### Goal
Copy all the data exactly, except the pictures.
## START
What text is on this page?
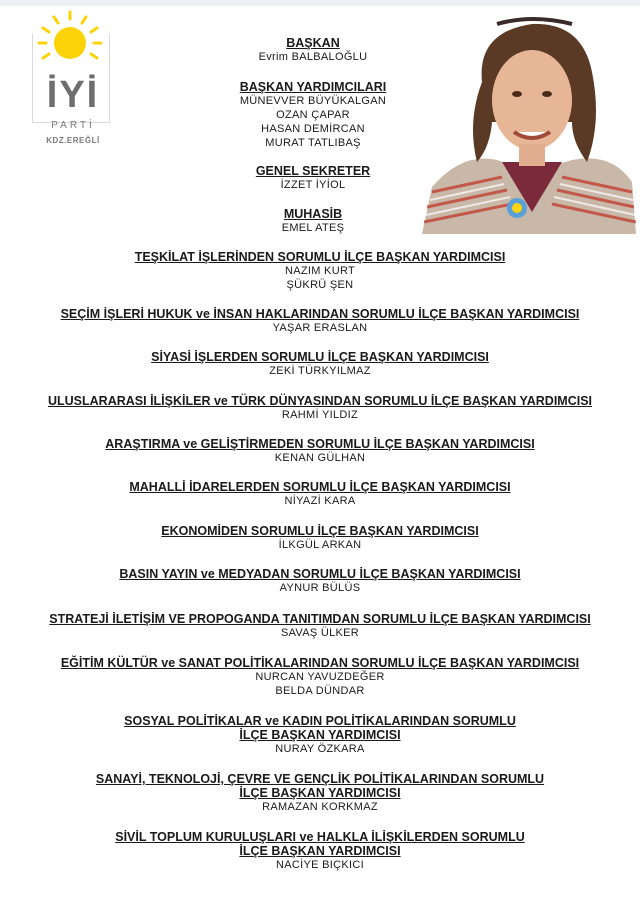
İYİ
PARTİ
KDZ.EREĞLİ
BAŞKAN
Evrim BALBALOĞLU
BAŞKAN YARDIMCILARI
MÜNEVVER BÜYÜKALGAN
OZAN ÇAPAR
HASAN DEMİRCAN
MURAT TATLIBAŞ
GENEL SEKRETER
İZZET İYİOL
MUHASİB
EMEL ATEŞ
TEŞKİLAT İŞLERİNDEN SORUMLU İLÇE BAŞKAN YARDIMCISI
NAZIM KURT
ŞÜKRÜ ŞEN
SEÇİM İŞLERİ HUKUK ve İNSAN HAKLARINDAN SORUMLU İLÇE BAŞKAN YARDIMCISI
YAŞAR ERASLAN
SİYASİ İŞLERDEN SORUMLU İLÇE BAŞKAN YARDIMCISI
ZEKİ TÜRKYILMAZ
ULUSLARARASI İLİŞKİLER ve TÜRK DÜNYASINDAN SORUMLU İLÇE BAŞKAN YARDIMCISI
RAHMİ YILDIZ
ARAŞTIRMA ve GELİŞTİRMEDEN SORUMLU İLÇE BAŞKAN YARDIMCISI
KENAN GÜLHAN
MAHALLİ İDARELERDEN SORUMLU İLÇE BAŞKAN YARDIMCISI
NİYAZİ KARA
EKONOMİDEN SORUMLU İLÇE BAŞKAN YARDIMCISI
İLKGÜL ARKAN
BASIN YAYIN ve MEDYADAN SORUMLU İLÇE BAŞKAN YARDIMCISI
AYNUR BÜLÜS
STRATEJİ İLETİŞİM VE PROPOGANDA TANITIMDAN SORUMLU İLÇE BAŞKAN YARDIMCISI
SAVAŞ ÜLKER
EĞİTİM KÜLTÜR ve SANAT POLİTİKALARINDAN SORUMLU İLÇE BAŞKAN YARDIMCISI
NURCAN YAVUZDEĞER
BELDA DÜNDAR
SOSYAL POLİTİKALAR ve KADIN POLİTİKALARINDAN SORUMLU
İLÇE BAŞKAN YARDIMCISI
NURAY ÖZKARA
SANAYİ, TEKNOLOJİ, ÇEVRE VE GENÇLİK POLİTİKALARINDAN SORUMLU
İLÇE BAŞKAN YARDIMCISI
RAMAZAN KORKMAZ
SİVİL TOPLUM KURULUŞLARI ve HALKLA İLİŞKİLERDEN SORUMLU
İLÇE BAŞKAN YARDIMCISI
NACİYE BIÇKICI
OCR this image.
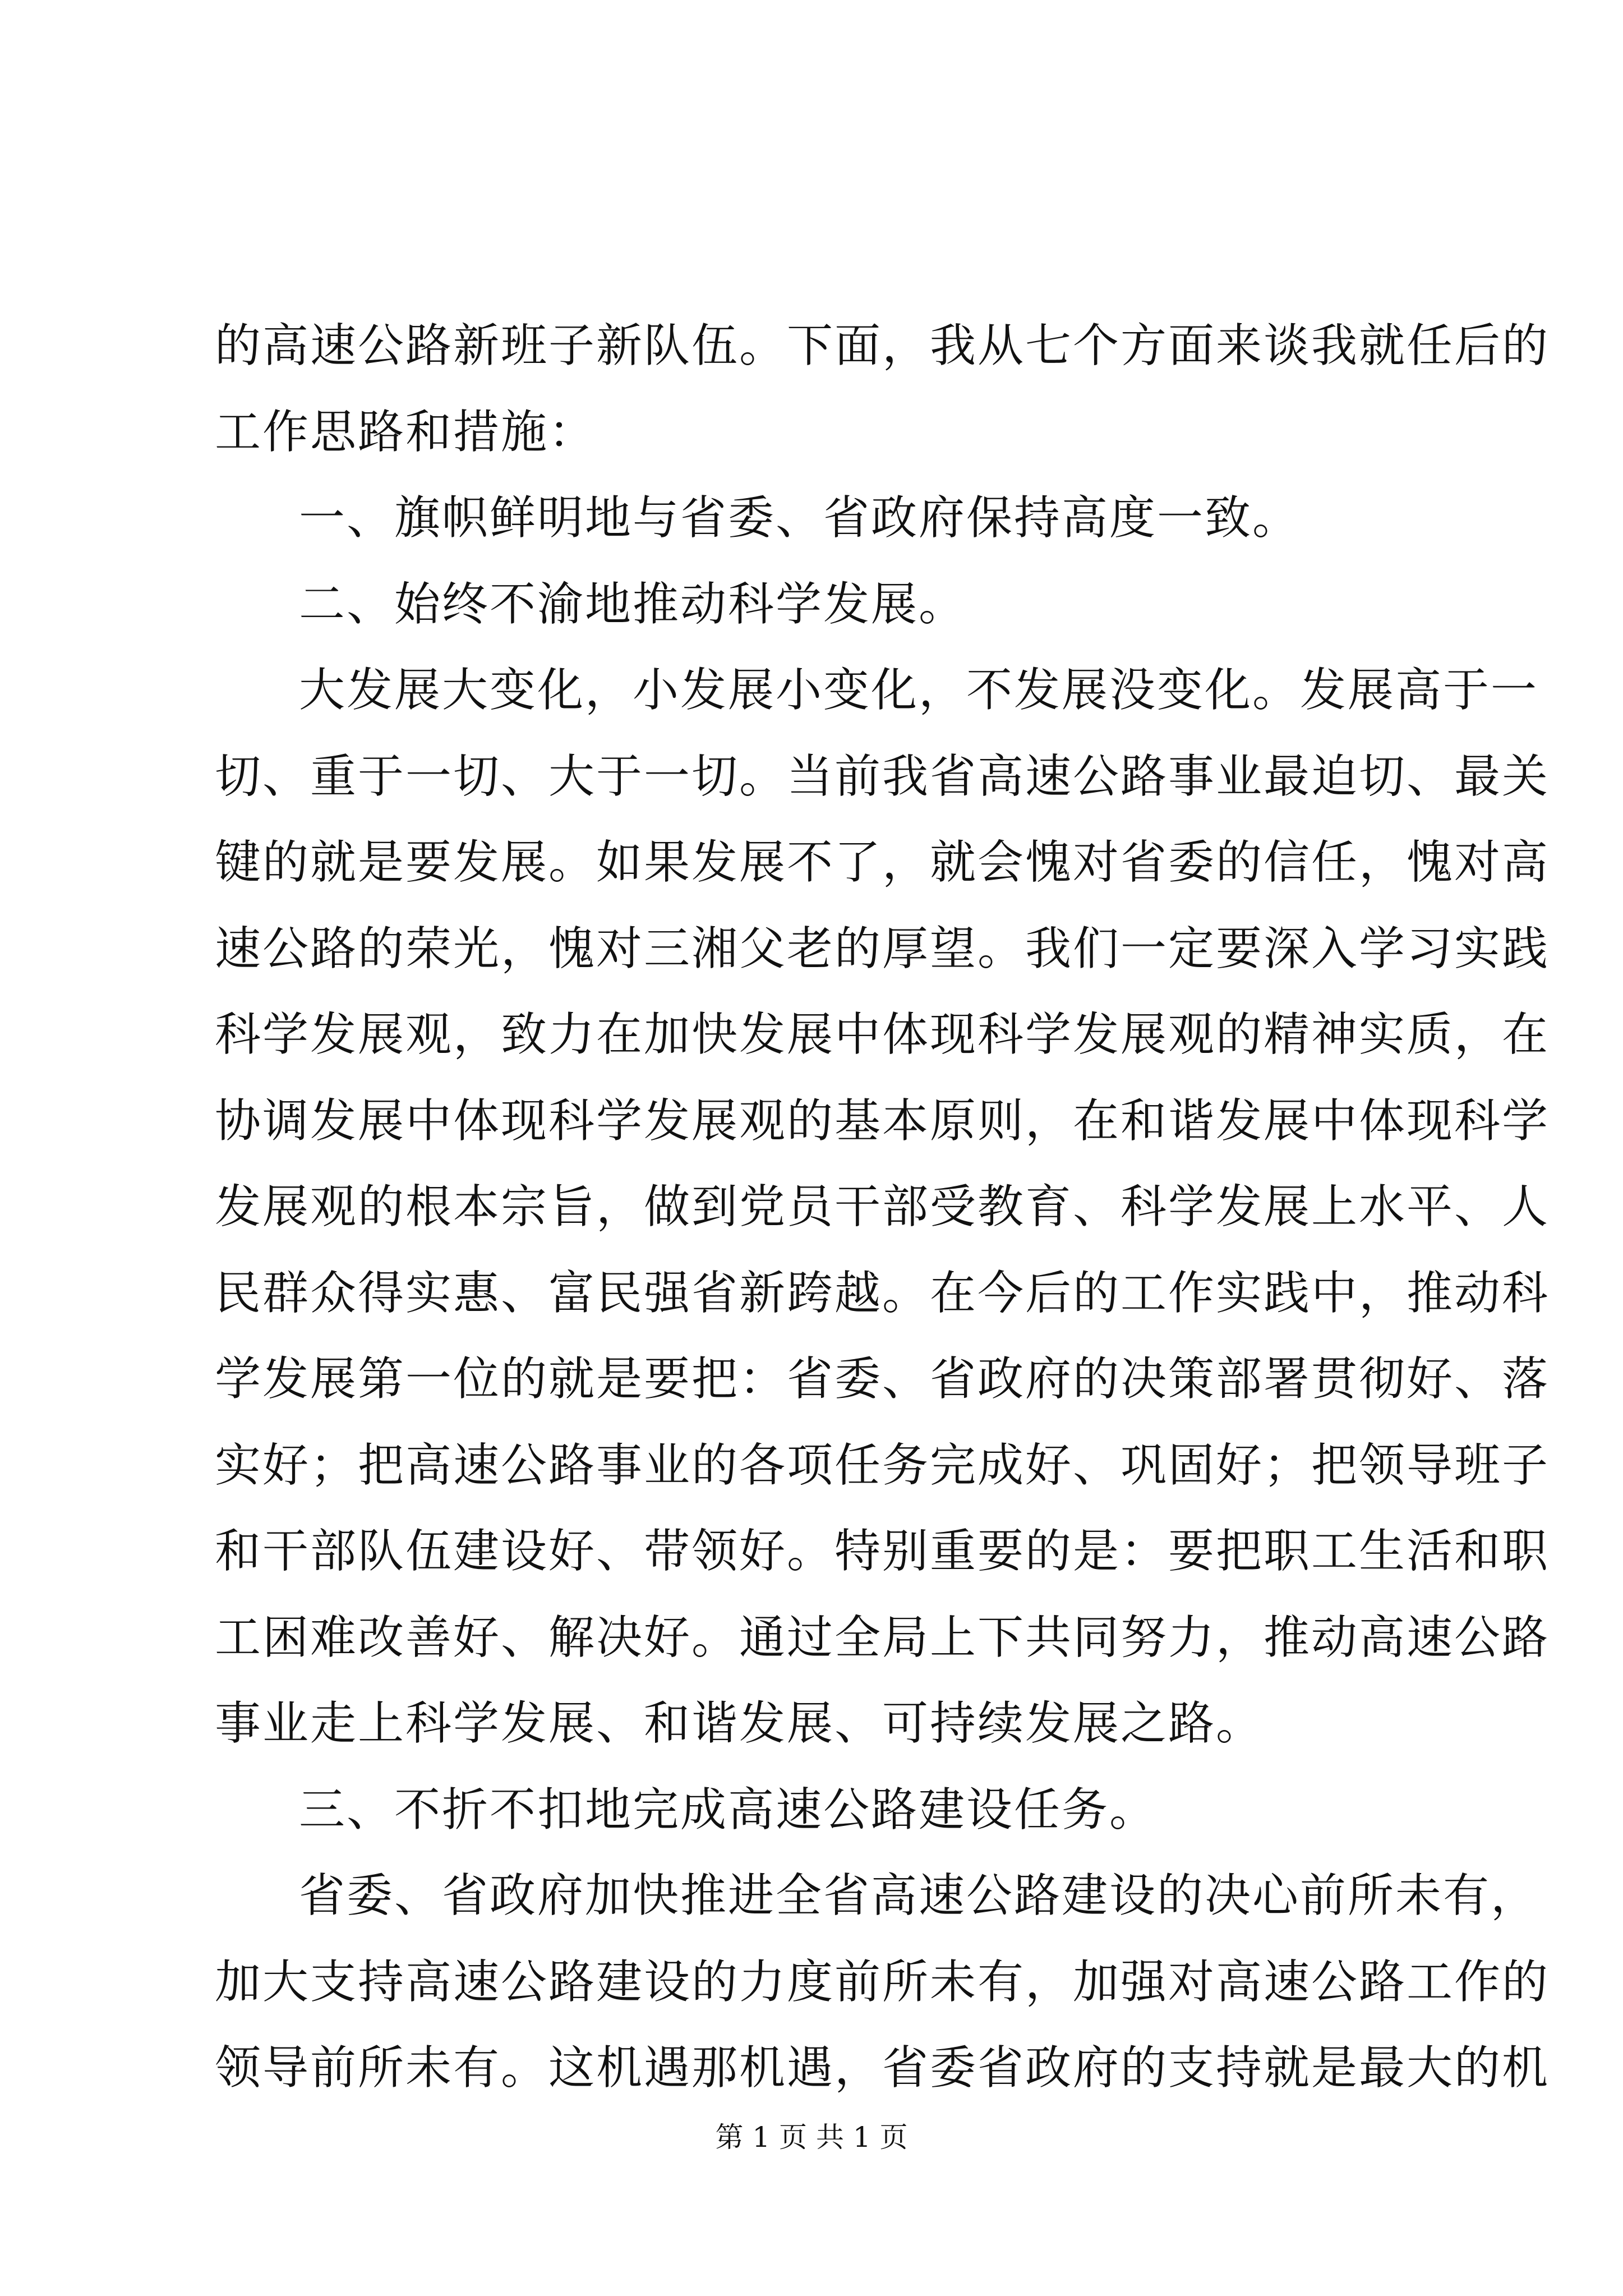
的高速公路新班子新队伍。下面，我从七个方面来谈我就任后的
工作思路和措施：
一、旗帜鲜明地与省委、省政府保持高度一致。
二、始终不渝地推动科学发展。
大发展大变化，小发展小变化，不发展没变化。发展高于一
切、重于一切、大于一切。当前我省高速公路事业最迫切、最关
键的就是要发展。如果发展不了，就会愧对省委的信任，愧对高
速公路的荣光，愧对三湘父老的厚望。我们一定要深入学习实践
科学发展观，致力在加快发展中体现科学发展观的精神实质，在
协调发展中体现科学发展观的基本原则，在和谐发展中体现科学
发展观的根本宗旨，做到党员干部受教育、科学发展上水平、人
民群众得实惠、富民强省新跨越。在今后的工作实践中，推动科
学发展第一位的就是要把：省委、省政府的决策部署贯彻好、落
实好；把高速公路事业的各项任务完成好、巩固好；把领导班子
和干部队伍建设好、带领好。特别重要的是：要把职工生活和职
工困难改善好、解决好。通过全局上下共同努力，推动高速公路
事业走上科学发展、和谐发展、可持续发展之路。
三、不折不扣地完成高速公路建设任务。
省委、省政府加快推进全省高速公路建设的决心前所未有，
加大支持高速公路建设的力度前所未有，加强对高速公路工作的
领导前所未有。这机遇那机遇，省委省政府的支持就是最大的机
第 1 页 共 1 页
## END
### Reply
What text is on this page?
İYİ
PARTİ
KDZ.EREĞLİ
BAŞKAN
Evrim BALBALOĞLU
BAŞKAN YARDIMCILARI
MÜNEVVER BÜYÜKALGAN
OZAN ÇAPAR
HASAN DEMİRCAN
MURAT TATLIBAŞ
GENEL SEKRETER
İZZET İYİOL
MUHASİB
EMEL ATEŞ
TEŞKİLAT İŞLERİNDEN SORUMLU İLÇE BAŞKAN YARDIMCISI
NAZIM KURT
ŞÜKRÜ ŞEN
SEÇİM İŞLERİ HUKUK ve İNSAN HAKLARINDAN SORUMLU İLÇE BAŞKAN YARDIMCISI
YAŞAR ERASLAN
SİYASİ İŞLERDEN SORUMLU İLÇE BAŞKAN YARDIMCISI
ZEKİ TÜRKYILMAZ
ULUSLARARASI İLİŞKİLER ve TÜRK DÜNYASINDAN SORUMLU İLÇE BAŞKAN YARDIMCISI
RAHMİ YILDIZ
ARAŞTIRMA ve GELİŞTİRMEDEN SORUMLU İLÇE BAŞKAN YARDIMCISI
KENAN GÜLHAN
MAHALLİ İDARELERDEN SORUMLU İLÇE BAŞKAN YARDIMCISI
NİYAZİ KARA
EKONOMİDEN SORUMLU İLÇE BAŞKAN YARDIMCISI
İLKGÜL ARKAN
BASIN YAYIN ve MEDYADAN SORUMLU İLÇE BAŞKAN YARDIMCISI
AYNUR BÜLÜS
STRATEJİ İLETİŞİM VE PROPOGANDA TANITIMDAN SORUMLU İLÇE BAŞKAN YARDIMCISI
SAVAŞ ÜLKER
EĞİTİM KÜLTÜR ve SANAT POLİTİKALARINDAN SORUMLU İLÇE BAŞKAN YARDIMCISI
NURCAN YAVUZDEĞER
BELDA DÜNDAR
SOSYAL POLİTİKALAR ve KADIN POLİTİKALARINDAN SORUMLU
İLÇE BAŞKAN YARDIMCISI
NURAY ÖZKARA
SANAYİ, TEKNOLOJİ, ÇEVRE VE GENÇLİK POLİTİKALARINDAN SORUMLU
İLÇE BAŞKAN YARDIMCISI
RAMAZAN KORKMAZ
SİVİL TOPLUM KURULUŞLARI ve HALKLA İLİŞKİLERDEN SORUMLU
İLÇE BAŞKAN YARDIMCISI
NACİYE BIÇKICI
OCR this image.
的高速公路新班子新队伍。下面，我从七个方面来谈我就任后的
工作思路和措施：
一、旗帜鲜明地与省委、省政府保持高度一致。
二、始终不渝地推动科学发展。
大发展大变化，小发展小变化，不发展没变化。发展高于一
切、重于一切、大于一切。当前我省高速公路事业最迫切、最关
键的就是要发展。如果发展不了，就会愧对省委的信任，愧对高
速公路的荣光，愧对三湘父老的厚望。我们一定要深入学习实践
科学发展观，致力在加快发展中体现科学发展观的精神实质，在
协调发展中体现科学发展观的基本原则，在和谐发展中体现科学
发展观的根本宗旨，做到党员干部受教育、科学发展上水平、人
民群众得实惠、富民强省新跨越。在今后的工作实践中，推动科
学发展第一位的就是要把：省委、省政府的决策部署贯彻好、落
实好；把高速公路事业的各项任务完成好、巩固好；把领导班子
和干部队伍建设好、带领好。特别重要的是：要把职工生活和职
工困难改善好、解决好。通过全局上下共同努力，推动高速公路
事业走上科学发展、和谐发展、可持续发展之路。
三、不折不扣地完成高速公路建设任务。
省委、省政府加快推进全省高速公路建设的决心前所未有，
加大支持高速公路建设的力度前所未有，加强对高速公路工作的
领导前所未有。这机遇那机遇，省委省政府的支持就是最大的机
第 1 页 共 1 页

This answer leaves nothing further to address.